#### What you have to do:
Transcribe the data that follows precisely, omitting nothing.

#### Input:
···

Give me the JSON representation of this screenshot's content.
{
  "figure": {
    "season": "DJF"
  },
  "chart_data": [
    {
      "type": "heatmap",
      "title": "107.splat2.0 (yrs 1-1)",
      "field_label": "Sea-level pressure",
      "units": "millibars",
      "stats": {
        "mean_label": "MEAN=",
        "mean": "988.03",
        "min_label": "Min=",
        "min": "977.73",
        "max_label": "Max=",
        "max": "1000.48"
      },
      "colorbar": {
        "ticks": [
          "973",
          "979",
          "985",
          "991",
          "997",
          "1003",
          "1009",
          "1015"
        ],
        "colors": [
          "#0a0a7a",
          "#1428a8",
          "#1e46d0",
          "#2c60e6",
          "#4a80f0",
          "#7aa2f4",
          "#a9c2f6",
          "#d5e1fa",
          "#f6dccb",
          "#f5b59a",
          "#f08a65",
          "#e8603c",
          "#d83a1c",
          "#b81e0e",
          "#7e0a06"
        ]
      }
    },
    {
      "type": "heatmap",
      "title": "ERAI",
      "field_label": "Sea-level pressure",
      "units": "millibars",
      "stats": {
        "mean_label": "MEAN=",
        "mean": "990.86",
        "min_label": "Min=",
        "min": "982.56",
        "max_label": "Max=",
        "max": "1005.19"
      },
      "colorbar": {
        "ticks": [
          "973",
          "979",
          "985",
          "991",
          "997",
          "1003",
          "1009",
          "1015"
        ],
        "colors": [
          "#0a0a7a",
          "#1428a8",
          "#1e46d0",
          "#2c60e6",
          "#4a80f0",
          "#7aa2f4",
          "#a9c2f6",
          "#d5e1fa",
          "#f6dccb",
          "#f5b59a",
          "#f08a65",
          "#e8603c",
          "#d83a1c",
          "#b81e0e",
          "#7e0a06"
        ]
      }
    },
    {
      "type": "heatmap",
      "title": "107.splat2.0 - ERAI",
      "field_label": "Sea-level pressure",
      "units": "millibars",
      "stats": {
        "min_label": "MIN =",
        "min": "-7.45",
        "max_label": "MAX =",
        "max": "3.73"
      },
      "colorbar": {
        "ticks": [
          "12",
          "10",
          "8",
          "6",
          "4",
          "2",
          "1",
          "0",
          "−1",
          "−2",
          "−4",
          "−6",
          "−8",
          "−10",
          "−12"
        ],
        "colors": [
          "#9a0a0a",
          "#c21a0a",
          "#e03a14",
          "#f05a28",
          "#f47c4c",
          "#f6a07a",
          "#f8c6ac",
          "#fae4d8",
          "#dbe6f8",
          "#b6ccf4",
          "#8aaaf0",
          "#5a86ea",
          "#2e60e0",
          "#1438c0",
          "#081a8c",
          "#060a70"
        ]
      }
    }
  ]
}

···

#### Result:
Give me the JSON representation of this screenshot's content.
{
  "figure": {
    "season": "DJF"
  },
  "chart_data": [
    {
      "type": "heatmap",
      "title": "107.splat2.0 (yrs 1-1)",
      "field_label": "Sea-level pressure",
      "units": "millibars",
      "stats": {
        "mean_label": "MEAN=",
        "mean": "988.03",
        "min_label": "Min=",
        "min": "977.73",
        "max_label": "Max=",
        "max": "1000.48"
      },
      "colorbar": {
        "ticks": [
          "973",
          "979",
          "985",
          "991",
          "997",
          "1003",
          "1009",
          "1015"
        ],
        "colors": [
          "#0a0a7a",
          "#1428a8",
          "#1e46d0",
          "#2c60e6",
          "#4a80f0",
          "#7aa2f4",
          "#a9c2f6",
          "#d5e1fa",
          "#f6dccb",
          "#f5b59a",
          "#f08a65",
          "#e8603c",
          "#d83a1c",
          "#b81e0e",
          "#7e0a06"
        ]
      }
    },
    {
      "type": "heatmap",
      "title": "ERAI",
      "field_label": "Sea-level pressure",
      "units": "millibars",
      "stats": {
        "mean_label": "MEAN=",
        "mean": "990.86",
        "min_label": "Min=",
        "min": "982.56",
        "max_label": "Max=",
        "max": "1005.19"
      },
      "colorbar": {
        "ticks": [
          "973",
          "979",
          "985",
          "991",
          "997",
          "1003",
          "1009",
          "1015"
        ],
        "colors": [
          "#0a0a7a",
          "#1428a8",
          "#1e46d0",
          "#2c60e6",
          "#4a80f0",
          "#7aa2f4",
          "#a9c2f6",
          "#d5e1fa",
          "#f6dccb",
          "#f5b59a",
          "#f08a65",
          "#e8603c",
          "#d83a1c",
          "#b81e0e",
          "#7e0a06"
        ]
      }
    },
    {
      "type": "heatmap",
      "title": "107.splat2.0 - ERAI",
      "field_label": "Sea-level pressure",
      "units": "millibars",
      "stats": {
        "min_label": "MIN =",
        "min": "-7.45",
        "max_label": "MAX =",
        "max": "3.73"
      },
      "colorbar": {
        "ticks": [
          "12",
          "10",
          "8",
          "6",
          "4",
          "2",
          "1",
          "0",
          "−1",
          "−2",
          "−4",
          "−6",
          "−8",
          "−10",
          "−12"
        ],
        "colors": [
          "#9a0a0a",
          "#c21a0a",
          "#e03a14",
          "#f05a28",
          "#f47c4c",
          "#f6a07a",
          "#f8c6ac",
          "#fae4d8",
          "#dbe6f8",
          "#b6ccf4",
          "#8aaaf0",
          "#5a86ea",
          "#2e60e0",
          "#1438c0",
          "#081a8c",
          "#060a70"
        ]
      }
    }
  ]
}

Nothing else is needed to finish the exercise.